Make an exact copy of the data below, leaving out every picture.

━━ RECORDS PROVIDED ━━

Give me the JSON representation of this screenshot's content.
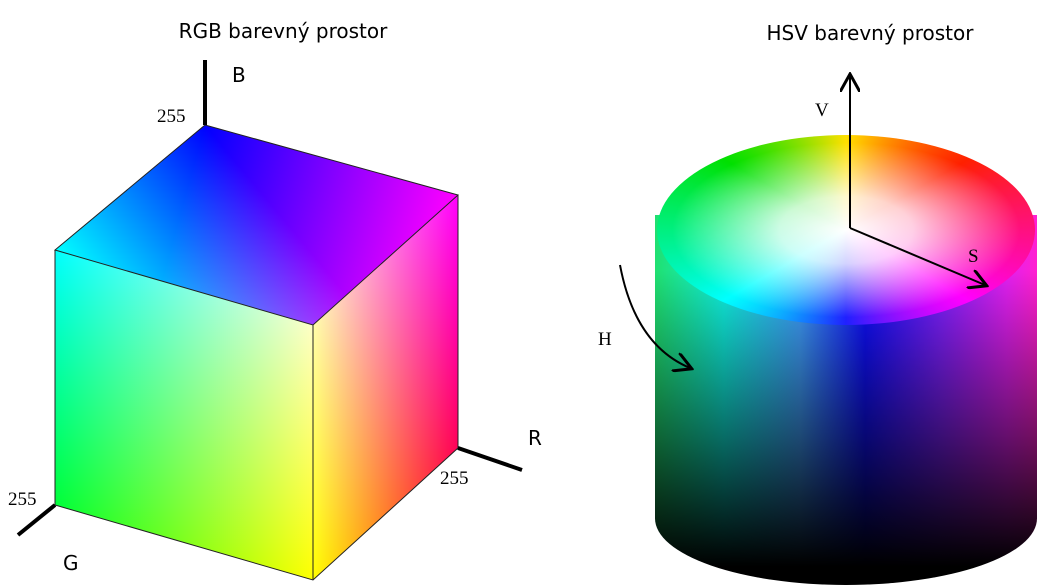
{
  "rgb": {
    "title": "RGB barevný prostor",
    "axes": {
      "b": "B",
      "r": "R",
      "g": "G"
    },
    "max_b": 255,
    "max_r": 255,
    "max_g": 255
  },
  "hsv": {
    "title": "HSV barevný prostor",
    "axes": {
      "v": "V",
      "s": "S",
      "h": "H"
    }
  }
}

━━━

*WORKED SOLUTION:*
Give me the JSON representation of this screenshot's content.
{
  "rgb": {
    "title": "RGB barevný prostor",
    "axes": {
      "b": "B",
      "r": "R",
      "g": "G"
    },
    "max_b": 255,
    "max_r": 255,
    "max_g": 255
  },
  "hsv": {
    "title": "HSV barevný prostor",
    "axes": {
      "v": "V",
      "s": "S",
      "h": "H"
    }
  }
}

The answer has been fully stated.